Exercise aim: Locate and copy each line in the data that contains the word "gewesen".

-*-

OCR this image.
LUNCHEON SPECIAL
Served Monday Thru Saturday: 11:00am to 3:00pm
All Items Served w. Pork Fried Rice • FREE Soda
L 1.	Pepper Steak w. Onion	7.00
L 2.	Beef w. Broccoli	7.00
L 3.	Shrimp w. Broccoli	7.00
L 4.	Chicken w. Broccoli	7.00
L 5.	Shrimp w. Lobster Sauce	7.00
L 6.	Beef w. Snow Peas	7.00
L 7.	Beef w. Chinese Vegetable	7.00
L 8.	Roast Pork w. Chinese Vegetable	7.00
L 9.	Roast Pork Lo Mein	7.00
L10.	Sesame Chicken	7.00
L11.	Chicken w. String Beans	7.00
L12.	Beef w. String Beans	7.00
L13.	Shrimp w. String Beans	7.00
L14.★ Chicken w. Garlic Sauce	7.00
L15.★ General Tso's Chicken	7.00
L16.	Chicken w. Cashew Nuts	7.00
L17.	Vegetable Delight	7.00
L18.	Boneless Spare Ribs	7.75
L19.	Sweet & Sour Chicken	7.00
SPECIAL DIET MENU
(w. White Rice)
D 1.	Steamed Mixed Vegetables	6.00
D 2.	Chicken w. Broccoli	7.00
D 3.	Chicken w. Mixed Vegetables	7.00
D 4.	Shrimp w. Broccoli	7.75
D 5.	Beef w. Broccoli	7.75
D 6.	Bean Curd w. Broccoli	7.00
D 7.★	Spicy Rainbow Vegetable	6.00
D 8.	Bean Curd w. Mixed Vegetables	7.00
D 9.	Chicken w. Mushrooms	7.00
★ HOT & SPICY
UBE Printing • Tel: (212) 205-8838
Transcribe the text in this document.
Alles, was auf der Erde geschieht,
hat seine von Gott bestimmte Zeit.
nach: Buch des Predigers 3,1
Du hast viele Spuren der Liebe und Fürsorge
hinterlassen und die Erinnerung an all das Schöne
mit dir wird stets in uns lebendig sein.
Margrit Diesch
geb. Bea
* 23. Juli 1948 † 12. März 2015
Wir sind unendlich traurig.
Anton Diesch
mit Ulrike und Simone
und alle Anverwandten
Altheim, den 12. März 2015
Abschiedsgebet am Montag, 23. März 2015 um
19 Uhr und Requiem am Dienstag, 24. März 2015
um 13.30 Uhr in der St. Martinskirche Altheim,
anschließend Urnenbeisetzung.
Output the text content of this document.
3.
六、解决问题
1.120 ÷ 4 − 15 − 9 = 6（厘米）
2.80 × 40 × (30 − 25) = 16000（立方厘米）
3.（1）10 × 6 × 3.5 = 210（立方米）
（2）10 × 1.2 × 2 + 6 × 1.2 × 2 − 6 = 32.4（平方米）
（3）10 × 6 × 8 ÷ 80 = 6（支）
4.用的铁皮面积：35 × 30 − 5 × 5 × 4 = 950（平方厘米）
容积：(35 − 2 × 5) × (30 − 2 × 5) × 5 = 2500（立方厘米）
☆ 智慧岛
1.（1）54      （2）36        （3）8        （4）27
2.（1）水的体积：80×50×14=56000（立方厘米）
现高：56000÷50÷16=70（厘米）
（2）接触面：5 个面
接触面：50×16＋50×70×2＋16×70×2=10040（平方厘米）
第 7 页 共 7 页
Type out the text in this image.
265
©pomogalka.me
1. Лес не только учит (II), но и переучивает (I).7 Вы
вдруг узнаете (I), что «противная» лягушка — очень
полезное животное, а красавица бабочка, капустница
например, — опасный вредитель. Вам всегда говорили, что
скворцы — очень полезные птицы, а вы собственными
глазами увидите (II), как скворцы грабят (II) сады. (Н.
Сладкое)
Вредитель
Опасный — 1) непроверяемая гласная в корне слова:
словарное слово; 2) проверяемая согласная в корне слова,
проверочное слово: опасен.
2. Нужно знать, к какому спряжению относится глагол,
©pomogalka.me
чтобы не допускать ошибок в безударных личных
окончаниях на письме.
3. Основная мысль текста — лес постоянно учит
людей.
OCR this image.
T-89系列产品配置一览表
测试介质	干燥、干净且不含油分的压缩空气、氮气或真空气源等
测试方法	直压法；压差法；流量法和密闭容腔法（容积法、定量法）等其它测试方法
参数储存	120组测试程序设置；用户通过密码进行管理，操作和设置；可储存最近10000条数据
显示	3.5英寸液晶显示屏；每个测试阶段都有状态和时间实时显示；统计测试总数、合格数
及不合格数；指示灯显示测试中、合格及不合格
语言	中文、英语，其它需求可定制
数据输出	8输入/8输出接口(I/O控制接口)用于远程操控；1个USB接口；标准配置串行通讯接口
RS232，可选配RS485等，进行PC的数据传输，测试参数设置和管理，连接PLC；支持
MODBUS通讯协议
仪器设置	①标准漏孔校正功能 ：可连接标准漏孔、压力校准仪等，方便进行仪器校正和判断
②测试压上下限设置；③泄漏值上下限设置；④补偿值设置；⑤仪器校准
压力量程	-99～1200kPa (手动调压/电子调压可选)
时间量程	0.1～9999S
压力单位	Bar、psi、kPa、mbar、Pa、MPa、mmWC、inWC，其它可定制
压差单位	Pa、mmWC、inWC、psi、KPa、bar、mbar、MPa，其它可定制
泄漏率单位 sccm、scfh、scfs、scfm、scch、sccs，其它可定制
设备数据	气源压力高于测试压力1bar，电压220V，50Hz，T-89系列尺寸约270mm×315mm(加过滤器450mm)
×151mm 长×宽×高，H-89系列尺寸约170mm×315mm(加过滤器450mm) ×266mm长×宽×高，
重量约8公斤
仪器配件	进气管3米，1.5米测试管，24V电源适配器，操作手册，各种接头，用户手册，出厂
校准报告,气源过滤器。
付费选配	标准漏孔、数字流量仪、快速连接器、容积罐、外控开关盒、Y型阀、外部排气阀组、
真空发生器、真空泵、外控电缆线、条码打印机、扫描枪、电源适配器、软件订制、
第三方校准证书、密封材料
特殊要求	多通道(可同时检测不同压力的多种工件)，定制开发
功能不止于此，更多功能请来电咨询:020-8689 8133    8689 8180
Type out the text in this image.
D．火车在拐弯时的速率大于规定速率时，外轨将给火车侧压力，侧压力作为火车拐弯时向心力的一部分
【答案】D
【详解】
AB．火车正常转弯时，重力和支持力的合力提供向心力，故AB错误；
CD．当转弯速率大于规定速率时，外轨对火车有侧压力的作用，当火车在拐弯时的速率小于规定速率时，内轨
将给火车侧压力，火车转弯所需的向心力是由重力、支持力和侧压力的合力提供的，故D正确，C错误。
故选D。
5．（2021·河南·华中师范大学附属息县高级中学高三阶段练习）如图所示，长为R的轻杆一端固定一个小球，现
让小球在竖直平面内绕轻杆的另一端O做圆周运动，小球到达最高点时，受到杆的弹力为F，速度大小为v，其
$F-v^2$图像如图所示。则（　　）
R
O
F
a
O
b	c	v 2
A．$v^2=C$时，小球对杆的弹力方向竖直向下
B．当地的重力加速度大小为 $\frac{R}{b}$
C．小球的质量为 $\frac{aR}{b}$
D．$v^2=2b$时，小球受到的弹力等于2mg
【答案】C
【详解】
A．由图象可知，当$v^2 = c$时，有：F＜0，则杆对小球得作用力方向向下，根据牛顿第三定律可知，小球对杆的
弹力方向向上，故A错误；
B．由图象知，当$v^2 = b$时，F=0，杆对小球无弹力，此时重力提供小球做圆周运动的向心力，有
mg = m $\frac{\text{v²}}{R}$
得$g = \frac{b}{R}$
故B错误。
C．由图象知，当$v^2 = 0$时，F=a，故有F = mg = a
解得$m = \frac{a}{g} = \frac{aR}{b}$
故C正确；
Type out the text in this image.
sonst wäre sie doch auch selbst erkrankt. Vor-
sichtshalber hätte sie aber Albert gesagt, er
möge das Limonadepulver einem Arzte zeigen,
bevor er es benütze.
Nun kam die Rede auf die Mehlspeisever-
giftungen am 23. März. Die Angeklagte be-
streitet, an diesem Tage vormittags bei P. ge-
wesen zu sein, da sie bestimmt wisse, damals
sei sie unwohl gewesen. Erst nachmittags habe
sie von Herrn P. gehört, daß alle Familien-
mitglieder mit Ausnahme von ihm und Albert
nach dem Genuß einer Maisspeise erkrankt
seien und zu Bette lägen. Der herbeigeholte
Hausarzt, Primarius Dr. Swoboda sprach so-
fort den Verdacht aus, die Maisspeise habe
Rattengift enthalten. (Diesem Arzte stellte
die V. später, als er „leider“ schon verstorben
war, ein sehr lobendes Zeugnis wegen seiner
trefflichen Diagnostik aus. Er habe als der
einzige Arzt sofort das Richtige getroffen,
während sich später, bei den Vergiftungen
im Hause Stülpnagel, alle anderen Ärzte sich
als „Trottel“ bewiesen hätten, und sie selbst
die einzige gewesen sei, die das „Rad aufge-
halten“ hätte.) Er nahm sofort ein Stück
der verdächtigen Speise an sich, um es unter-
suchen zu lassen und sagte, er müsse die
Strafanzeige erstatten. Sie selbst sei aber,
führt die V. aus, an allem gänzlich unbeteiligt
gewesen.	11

-*-

Correct output:
sei sie unwohl gewesen. Erst nachmittags habe
die einzige gewesen sei, die das „Rad aufge-
gewesen.	11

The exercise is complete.